WRITTEN PROBLEM: Write out each record again exactly as it stands.

━━━━━━━━━━━━━━━━━━━━

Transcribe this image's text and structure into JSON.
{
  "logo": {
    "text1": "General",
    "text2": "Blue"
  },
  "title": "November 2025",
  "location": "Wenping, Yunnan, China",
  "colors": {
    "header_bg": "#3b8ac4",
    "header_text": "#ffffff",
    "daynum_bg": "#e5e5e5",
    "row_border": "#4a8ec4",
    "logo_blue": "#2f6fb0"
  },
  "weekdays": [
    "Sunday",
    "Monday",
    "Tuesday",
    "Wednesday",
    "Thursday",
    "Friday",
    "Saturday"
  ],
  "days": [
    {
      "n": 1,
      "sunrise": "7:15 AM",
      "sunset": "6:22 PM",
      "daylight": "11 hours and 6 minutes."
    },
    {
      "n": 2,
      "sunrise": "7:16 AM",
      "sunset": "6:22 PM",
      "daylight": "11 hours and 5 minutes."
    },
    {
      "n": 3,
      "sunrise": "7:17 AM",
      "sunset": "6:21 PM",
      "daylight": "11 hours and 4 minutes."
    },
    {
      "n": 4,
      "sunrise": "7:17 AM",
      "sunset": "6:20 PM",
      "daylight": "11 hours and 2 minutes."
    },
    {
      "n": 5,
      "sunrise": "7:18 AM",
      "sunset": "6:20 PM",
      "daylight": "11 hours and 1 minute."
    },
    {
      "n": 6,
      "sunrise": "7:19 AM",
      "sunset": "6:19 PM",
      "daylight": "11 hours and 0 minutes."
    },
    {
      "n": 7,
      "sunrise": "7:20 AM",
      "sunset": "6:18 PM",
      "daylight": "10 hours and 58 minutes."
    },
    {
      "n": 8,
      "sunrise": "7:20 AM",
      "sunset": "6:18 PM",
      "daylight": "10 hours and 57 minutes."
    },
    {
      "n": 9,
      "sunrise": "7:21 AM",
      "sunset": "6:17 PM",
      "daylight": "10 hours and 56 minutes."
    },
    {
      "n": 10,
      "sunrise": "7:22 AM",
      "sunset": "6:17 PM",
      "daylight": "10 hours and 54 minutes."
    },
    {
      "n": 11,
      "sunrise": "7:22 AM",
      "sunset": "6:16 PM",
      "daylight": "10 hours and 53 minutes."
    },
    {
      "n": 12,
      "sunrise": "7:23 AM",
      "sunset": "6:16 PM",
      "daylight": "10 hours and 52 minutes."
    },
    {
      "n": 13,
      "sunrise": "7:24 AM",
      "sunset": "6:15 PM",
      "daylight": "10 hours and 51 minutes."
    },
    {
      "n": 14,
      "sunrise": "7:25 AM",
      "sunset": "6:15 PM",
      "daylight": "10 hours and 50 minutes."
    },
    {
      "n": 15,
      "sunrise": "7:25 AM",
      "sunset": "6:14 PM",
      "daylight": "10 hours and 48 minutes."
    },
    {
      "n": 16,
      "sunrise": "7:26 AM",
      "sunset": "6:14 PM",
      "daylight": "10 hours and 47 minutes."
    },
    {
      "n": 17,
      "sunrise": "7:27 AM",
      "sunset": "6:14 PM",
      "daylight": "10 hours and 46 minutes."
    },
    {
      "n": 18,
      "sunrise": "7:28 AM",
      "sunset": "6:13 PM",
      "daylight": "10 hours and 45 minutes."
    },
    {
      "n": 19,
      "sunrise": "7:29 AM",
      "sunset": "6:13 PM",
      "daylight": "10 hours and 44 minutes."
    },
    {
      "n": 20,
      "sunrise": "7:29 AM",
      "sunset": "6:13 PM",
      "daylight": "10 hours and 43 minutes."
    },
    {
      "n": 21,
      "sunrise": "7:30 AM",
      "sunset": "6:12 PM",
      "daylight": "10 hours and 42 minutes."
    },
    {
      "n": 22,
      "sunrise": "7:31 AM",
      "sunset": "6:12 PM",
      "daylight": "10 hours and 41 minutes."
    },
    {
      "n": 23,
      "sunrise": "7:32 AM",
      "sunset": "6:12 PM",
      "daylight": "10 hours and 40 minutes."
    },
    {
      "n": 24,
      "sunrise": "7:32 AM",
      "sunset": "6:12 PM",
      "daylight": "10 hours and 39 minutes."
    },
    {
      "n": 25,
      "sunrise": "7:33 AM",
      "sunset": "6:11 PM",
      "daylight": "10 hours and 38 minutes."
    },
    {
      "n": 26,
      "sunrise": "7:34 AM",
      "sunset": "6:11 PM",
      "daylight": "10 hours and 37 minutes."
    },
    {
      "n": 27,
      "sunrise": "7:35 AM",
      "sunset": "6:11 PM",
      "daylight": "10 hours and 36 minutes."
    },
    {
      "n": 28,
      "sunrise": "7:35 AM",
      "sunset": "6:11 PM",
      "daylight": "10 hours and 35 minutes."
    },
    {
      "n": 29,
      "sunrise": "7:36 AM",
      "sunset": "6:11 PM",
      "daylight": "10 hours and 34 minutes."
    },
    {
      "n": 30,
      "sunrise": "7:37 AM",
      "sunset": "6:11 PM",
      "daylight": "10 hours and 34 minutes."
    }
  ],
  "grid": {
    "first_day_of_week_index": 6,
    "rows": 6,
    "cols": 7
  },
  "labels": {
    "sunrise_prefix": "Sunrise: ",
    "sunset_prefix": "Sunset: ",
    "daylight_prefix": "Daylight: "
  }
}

━━━━━━━━━━━━━━━━━━━━

CORRECT RESULT:
Transcribe this image's text and structure into JSON.
{
  "logo": {
    "text1": "General",
    "text2": "Blue"
  },
  "title": "November 2025",
  "location": "Wenping, Yunnan, China",
  "colors": {
    "header_bg": "#3b8ac4",
    "header_text": "#ffffff",
    "daynum_bg": "#e5e5e5",
    "row_border": "#4a8ec4",
    "logo_blue": "#2f6fb0"
  },
  "weekdays": [
    "Sunday",
    "Monday",
    "Tuesday",
    "Wednesday",
    "Thursday",
    "Friday",
    "Saturday"
  ],
  "days": [
    {
      "n": 1,
      "sunrise": "7:15 AM",
      "sunset": "6:22 PM",
      "daylight": "11 hours and 6 minutes."
    },
    {
      "n": 2,
      "sunrise": "7:16 AM",
      "sunset": "6:22 PM",
      "daylight": "11 hours and 5 minutes."
    },
    {
      "n": 3,
      "sunrise": "7:17 AM",
      "sunset": "6:21 PM",
      "daylight": "11 hours and 4 minutes."
    },
    {
      "n": 4,
      "sunrise": "7:17 AM",
      "sunset": "6:20 PM",
      "daylight": "11 hours and 2 minutes."
    },
    {
      "n": 5,
      "sunrise": "7:18 AM",
      "sunset": "6:20 PM",
      "daylight": "11 hours and 1 minute."
    },
    {
      "n": 6,
      "sunrise": "7:19 AM",
      "sunset": "6:19 PM",
      "daylight": "11 hours and 0 minutes."
    },
    {
      "n": 7,
      "sunrise": "7:20 AM",
      "sunset": "6:18 PM",
      "daylight": "10 hours and 58 minutes."
    },
    {
      "n": 8,
      "sunrise": "7:20 AM",
      "sunset": "6:18 PM",
      "daylight": "10 hours and 57 minutes."
    },
    {
      "n": 9,
      "sunrise": "7:21 AM",
      "sunset": "6:17 PM",
      "daylight": "10 hours and 56 minutes."
    },
    {
      "n": 10,
      "sunrise": "7:22 AM",
      "sunset": "6:17 PM",
      "daylight": "10 hours and 54 minutes."
    },
    {
      "n": 11,
      "sunrise": "7:22 AM",
      "sunset": "6:16 PM",
      "daylight": "10 hours and 53 minutes."
    },
    {
      "n": 12,
      "sunrise": "7:23 AM",
      "sunset": "6:16 PM",
      "daylight": "10 hours and 52 minutes."
    },
    {
      "n": 13,
      "sunrise": "7:24 AM",
      "sunset": "6:15 PM",
      "daylight": "10 hours and 51 minutes."
    },
    {
      "n": 14,
      "sunrise": "7:25 AM",
      "sunset": "6:15 PM",
      "daylight": "10 hours and 50 minutes."
    },
    {
      "n": 15,
      "sunrise": "7:25 AM",
      "sunset": "6:14 PM",
      "daylight": "10 hours and 48 minutes."
    },
    {
      "n": 16,
      "sunrise": "7:26 AM",
      "sunset": "6:14 PM",
      "daylight": "10 hours and 47 minutes."
    },
    {
      "n": 17,
      "sunrise": "7:27 AM",
      "sunset": "6:14 PM",
      "daylight": "10 hours and 46 minutes."
    },
    {
      "n": 18,
      "sunrise": "7:28 AM",
      "sunset": "6:13 PM",
      "daylight": "10 hours and 45 minutes."
    },
    {
      "n": 19,
      "sunrise": "7:29 AM",
      "sunset": "6:13 PM",
      "daylight": "10 hours and 44 minutes."
    },
    {
      "n": 20,
      "sunrise": "7:29 AM",
      "sunset": "6:13 PM",
      "daylight": "10 hours and 43 minutes."
    },
    {
      "n": 21,
      "sunrise": "7:30 AM",
      "sunset": "6:12 PM",
      "daylight": "10 hours and 42 minutes."
    },
    {
      "n": 22,
      "sunrise": "7:31 AM",
      "sunset": "6:12 PM",
      "daylight": "10 hours and 41 minutes."
    },
    {
      "n": 23,
      "sunrise": "7:32 AM",
      "sunset": "6:12 PM",
      "daylight": "10 hours and 40 minutes."
    },
    {
      "n": 24,
      "sunrise": "7:32 AM",
      "sunset": "6:12 PM",
      "daylight": "10 hours and 39 minutes."
    },
    {
      "n": 25,
      "sunrise": "7:33 AM",
      "sunset": "6:11 PM",
      "daylight": "10 hours and 38 minutes."
    },
    {
      "n": 26,
      "sunrise": "7:34 AM",
      "sunset": "6:11 PM",
      "daylight": "10 hours and 37 minutes."
    },
    {
      "n": 27,
      "sunrise": "7:35 AM",
      "sunset": "6:11 PM",
      "daylight": "10 hours and 36 minutes."
    },
    {
      "n": 28,
      "sunrise": "7:35 AM",
      "sunset": "6:11 PM",
      "daylight": "10 hours and 35 minutes."
    },
    {
      "n": 29,
      "sunrise": "7:36 AM",
      "sunset": "6:11 PM",
      "daylight": "10 hours and 34 minutes."
    },
    {
      "n": 30,
      "sunrise": "7:37 AM",
      "sunset": "6:11 PM",
      "daylight": "10 hours and 34 minutes."
    }
  ],
  "grid": {
    "first_day_of_week_index": 6,
    "rows": 6,
    "cols": 7
  },
  "labels": {
    "sunrise_prefix": "Sunrise: ",
    "sunset_prefix": "Sunset: ",
    "daylight_prefix": "Daylight: "
  }
}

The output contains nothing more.